#### [WORK REQUIRED]
Identify every line in the records below that contains the word "chapitre", and reproduce each one.

#### [PROVIDED ENTRIES]
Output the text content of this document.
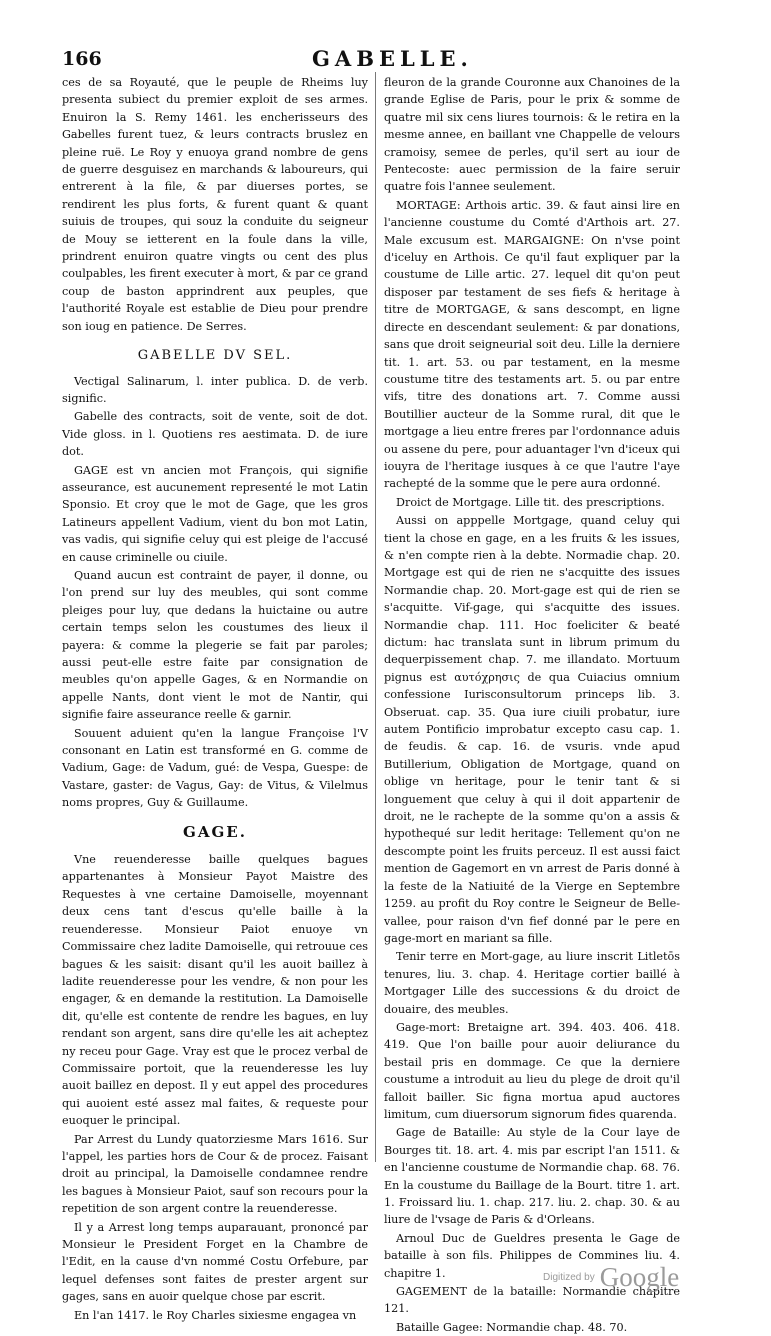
166	GABELLE.

ces de sa Royauté, que le peuple de Rheims luy presenta subiect du premier exploit de ses armes. Enuiron la S. Remy 1461. les encherisseurs des Gabelles furent tuez, & leurs contracts bruslez en pleine ruë. Le Roy y enuoya grand nombre de gens de guerre desguisez en marchands & laboureurs, qui entrerent à la file, & par diuerses portes, se rendirent les plus forts, & furent quant & quant suiuis de troupes, qui souz la conduite du seigneur de Mouy se ietterent en la foule dans la ville, prindrent enuiron quatre vingts ou cent des plus coulpables, les firent executer à mort, & par ce grand coup de baston apprindrent aux peuples, que l'authorité Royale est establie de Dieu pour prendre son ioug en patience. De Serres.

GABELLE DV SEL.

Vectigal Salinarum, l. inter publica. D. de verb. signific.

Gabelle des contracts, soit de vente, soit de dot. Vide gloss. in l. Quotiens res aestimata. D. de iure dot.

GAGE est vn ancien mot François, qui signifie asseurance, est aucunement representé le mot Latin Sponsio. Et croy que le mot de Gage, que les gros Latineurs appellent Vadium, vient du bon mot Latin, vas vadis, qui signifie celuy qui est pleige de l'accusé en cause criminelle ou ciuile.

Quand aucun est contraint de payer, il donne, ou l'on prend sur luy des meubles, qui sont comme pleiges pour luy, que dedans la huictaine ou autre certain temps selon les coustumes des lieux il payera: & comme la plegerie se fait par paroles; aussi peut-elle estre faite par consignation de meubles qu'on appelle Gages, & en Normandie on appelle Nants, dont vient le mot de Nantir, qui signifie faire asseurance reelle & garnir.

Souuent aduient qu'en la langue Françoise l'V consonant en Latin est transformé en G. comme de Vadium, Gage: de Vadum, gué: de Vespa, Guespe: de Vastare, gaster: de Vagus, Gay: de Vitus, & Vilelmus noms propres, Guy & Guillaume.

GAGE.

Vne reuenderesse baille quelques bagues appartenantes à Monsieur Payot Maistre des Requestes à vne certaine Damoiselle, moyennant deux cens tant d'escus qu'elle baille à la reuenderesse. Monsieur Paiot enuoye vn Commissaire chez ladite Damoiselle, qui retrouue ces bagues & les saisit: disant qu'il les auoit baillez à ladite reuenderesse pour les vendre, & non pour les engager, & en demande la restitution. La Damoiselle dit, qu'elle est contente de rendre les bagues, en luy rendant son argent, sans dire qu'elle les ait acheptez ny receu pour Gage. Vray est que le procez verbal de Commissaire portoit, que la reuenderesse les luy auoit baillez en depost. Il y eut appel des procedures qui auoient esté assez mal faites, & requeste pour euoquer le principal.

Par Arrest du Lundy quatorziesme Mars 1616. Sur l'appel, les parties hors de Cour & de procez. Faisant droit au principal, la Damoiselle condamnee rendre les bagues à Monsieur Paiot, sauf son recours pour la repetition de son argent contre la reuenderesse.

Il y a Arrest long temps auparauant, prononcé par Monsieur le President Forget en la Chambre de l'Edit, en la cause d'vn nommé Costu Orfebure, par lequel defenses sont faites de prester argent sur gages, sans en auoir quelque chose par escrit.

En l'an 1417. le Roy Charles sixiesme engagea vn

fleuron de la grande Couronne aux Chanoines de la grande Eglise de Paris, pour le prix & somme de quatre mil six cens liures tournois: & le retira en la mesme annee, en baillant vne Chappelle de velours cramoisy, semee de perles, qu'il sert au iour de Pentecoste: auec permission de la faire seruir quatre fois l'annee seulement.

MORTAGE: Arthois artic. 39. & faut ainsi lire en l'ancienne coustume du Comté d'Arthois art. 27. Male excusum est. MARGAIGNE: On n'vse point d'iceluy en Arthois. Ce qu'il faut expliquer par la coustume de Lille artic. 27. lequel dit qu'on peut disposer par testament de ses fiefs & heritage à titre de MORTGAGE, & sans descompt, en ligne directe en descendant seulement: & par donations, sans que droit seigneurial soit deu. Lille la derniere tit. 1. art. 53. ou par testament, en la mesme coustume titre des testaments art. 5. ou par entre vifs, titre des donations art. 7. Comme aussi Boutillier aucteur de la Somme rural, dit que le mortgage a lieu entre freres par l'ordonnance aduis ou assene du pere, pour aduantager l'vn d'iceux qui iouyra de l'heritage iusques à ce que l'autre l'aye rachepté de la somme que le pere aura ordonné.

Droict de Mortgage. Lille tit. des prescriptions.

Aussi on apppelle Mortgage, quand celuy qui tient la chose en gage, en a les fruits & les issues, & n'en compte rien à la debte. Normadie chap. 20. Mortgage est qui de rien ne s'acquitte des issues Normandie chap. 20. Mort-gage est qui de rien se s'acquitte. Vif-gage, qui s'acquitte des issues. Normandie chap. 111. Hoc foeliciter & beaté dictum: hac translata sunt in librum primum du dequerpissement chap. 7. me illandato. Mortuum pignus est αυτόχρησις de qua Cuiacius omnium confessione Iurisconsultorum princeps lib. 3. Obseruat. cap. 35. Qua iure ciuili probatur, iure autem Pontificio improbatur excepto casu cap. 1. de feudis. & cap. 16. de vsuris. vnde apud Butillerium, Obligation de Mortgage, quand on oblige vn heritage, pour le tenir tant & si longuement que celuy à qui il doit appartenir de droit, ne le rachepte de la somme qu'on a assis & hypothequé sur ledit heritage: Tellement qu'on ne descompte point les fruits perceuz. Il est aussi faict mention de Gagemort en vn arrest de Paris donné à la feste de la Natiuité de la Vierge en Septembre 1259. au profit du Roy contre le Seigneur de Belle-vallee, pour raison d'vn fief donné par le pere en gage-mort en mariant sa fille.

Tenir terre en Mort-gage, au liure inscrit Litletōs tenures, liu. 3. chap. 4. Heritage cortier baillé à Mortgager Lille des successions & du droict de douaire, des meubles.

Gage-mort: Bretaigne art. 394. 403. 406. 418. 419. Que l'on baille pour auoir deliurance du bestail pris en dommage. Ce que la derniere coustume a introduit au lieu du plege de droit qu'il falloit bailler. Sic figna mortua apud auctores limitum, cum diuersorum signorum fides quarenda.

Gage de Bataille: Au style de la Cour laye de Bourges tit. 18. art. 4. mis par escript l'an 1511. & en l'ancienne coustume de Normandie chap. 68. 76. En la coustume du Baillage de la Bourt. titre 1. art. 1. Froissard liu. 1. chap. 217. liu. 2. chap. 30. & au liure de l'vsage de Paris & d'Orleans.

Arnoul Duc de Gueldres presenta le Gage de bataille à son fils. Philippes de Commines liu. 4. chapitre 1.

GAGEMENT de la bataille: Normandie chapitre 121.

Bataille Gagee: Normandie chap. 48. 70.

Digitized by Google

#### [TASK OUTPUT]
Arnoul Duc de Gueldres presenta le Gage de bataille à son fils. Philippes de Commines liu. 4. chapitre 1.
GAGEMENT de la bataille: Normandie chapitre 121.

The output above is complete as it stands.